**Exercise prompt**
Below is a block of records; return all of them exactly, but without the images.

(Stored data entries)
- - - - - - -

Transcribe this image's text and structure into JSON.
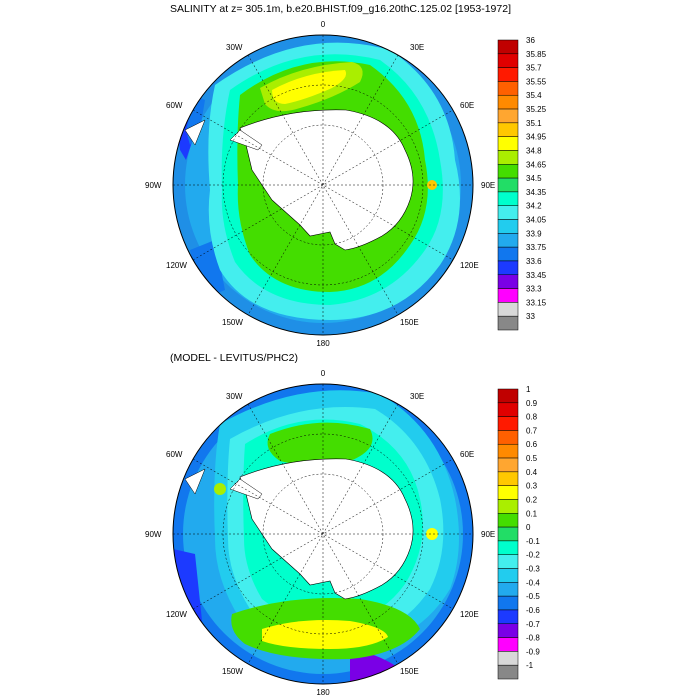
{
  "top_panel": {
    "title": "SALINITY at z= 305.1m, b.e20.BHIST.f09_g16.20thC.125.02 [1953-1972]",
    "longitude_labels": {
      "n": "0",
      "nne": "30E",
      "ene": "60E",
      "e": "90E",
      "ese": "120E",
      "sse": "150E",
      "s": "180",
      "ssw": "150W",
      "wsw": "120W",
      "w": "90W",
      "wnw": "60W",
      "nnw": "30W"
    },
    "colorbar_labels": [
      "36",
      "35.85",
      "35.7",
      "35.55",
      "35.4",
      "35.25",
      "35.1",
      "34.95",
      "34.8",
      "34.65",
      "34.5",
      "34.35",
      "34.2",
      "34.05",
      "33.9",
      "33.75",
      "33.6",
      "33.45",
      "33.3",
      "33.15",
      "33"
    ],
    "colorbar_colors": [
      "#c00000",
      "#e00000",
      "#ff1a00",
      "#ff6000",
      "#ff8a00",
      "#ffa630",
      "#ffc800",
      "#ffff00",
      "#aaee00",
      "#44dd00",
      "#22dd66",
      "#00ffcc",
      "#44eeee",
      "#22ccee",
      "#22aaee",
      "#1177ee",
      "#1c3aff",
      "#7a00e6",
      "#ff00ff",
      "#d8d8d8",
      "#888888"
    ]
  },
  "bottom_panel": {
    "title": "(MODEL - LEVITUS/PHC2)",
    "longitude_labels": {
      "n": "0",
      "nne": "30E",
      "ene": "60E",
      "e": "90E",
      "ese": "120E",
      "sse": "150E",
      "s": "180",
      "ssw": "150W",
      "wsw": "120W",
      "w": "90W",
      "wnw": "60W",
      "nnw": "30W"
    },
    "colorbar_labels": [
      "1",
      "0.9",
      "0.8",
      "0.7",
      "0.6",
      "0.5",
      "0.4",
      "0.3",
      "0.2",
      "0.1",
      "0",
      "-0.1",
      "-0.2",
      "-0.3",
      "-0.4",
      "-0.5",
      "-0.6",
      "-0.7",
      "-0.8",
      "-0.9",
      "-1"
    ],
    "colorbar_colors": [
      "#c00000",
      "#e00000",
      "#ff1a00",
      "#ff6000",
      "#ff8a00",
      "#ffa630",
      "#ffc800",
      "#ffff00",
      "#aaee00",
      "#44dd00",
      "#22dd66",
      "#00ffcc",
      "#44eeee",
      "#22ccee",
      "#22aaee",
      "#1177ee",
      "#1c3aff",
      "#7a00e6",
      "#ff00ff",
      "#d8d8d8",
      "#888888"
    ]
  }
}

- - - - - - -

**Result of the exercise**
Transcribe this image's text and structure into JSON.
{
  "top_panel": {
    "title": "SALINITY at z= 305.1m, b.e20.BHIST.f09_g16.20thC.125.02 [1953-1972]",
    "longitude_labels": {
      "n": "0",
      "nne": "30E",
      "ene": "60E",
      "e": "90E",
      "ese": "120E",
      "sse": "150E",
      "s": "180",
      "ssw": "150W",
      "wsw": "120W",
      "w": "90W",
      "wnw": "60W",
      "nnw": "30W"
    },
    "colorbar_labels": [
      "36",
      "35.85",
      "35.7",
      "35.55",
      "35.4",
      "35.25",
      "35.1",
      "34.95",
      "34.8",
      "34.65",
      "34.5",
      "34.35",
      "34.2",
      "34.05",
      "33.9",
      "33.75",
      "33.6",
      "33.45",
      "33.3",
      "33.15",
      "33"
    ],
    "colorbar_colors": [
      "#c00000",
      "#e00000",
      "#ff1a00",
      "#ff6000",
      "#ff8a00",
      "#ffa630",
      "#ffc800",
      "#ffff00",
      "#aaee00",
      "#44dd00",
      "#22dd66",
      "#00ffcc",
      "#44eeee",
      "#22ccee",
      "#22aaee",
      "#1177ee",
      "#1c3aff",
      "#7a00e6",
      "#ff00ff",
      "#d8d8d8",
      "#888888"
    ]
  },
  "bottom_panel": {
    "title": "(MODEL - LEVITUS/PHC2)",
    "longitude_labels": {
      "n": "0",
      "nne": "30E",
      "ene": "60E",
      "e": "90E",
      "ese": "120E",
      "sse": "150E",
      "s": "180",
      "ssw": "150W",
      "wsw": "120W",
      "w": "90W",
      "wnw": "60W",
      "nnw": "30W"
    },
    "colorbar_labels": [
      "1",
      "0.9",
      "0.8",
      "0.7",
      "0.6",
      "0.5",
      "0.4",
      "0.3",
      "0.2",
      "0.1",
      "0",
      "-0.1",
      "-0.2",
      "-0.3",
      "-0.4",
      "-0.5",
      "-0.6",
      "-0.7",
      "-0.8",
      "-0.9",
      "-1"
    ],
    "colorbar_colors": [
      "#c00000",
      "#e00000",
      "#ff1a00",
      "#ff6000",
      "#ff8a00",
      "#ffa630",
      "#ffc800",
      "#ffff00",
      "#aaee00",
      "#44dd00",
      "#22dd66",
      "#00ffcc",
      "#44eeee",
      "#22ccee",
      "#22aaee",
      "#1177ee",
      "#1c3aff",
      "#7a00e6",
      "#ff00ff",
      "#d8d8d8",
      "#888888"
    ]
  }
}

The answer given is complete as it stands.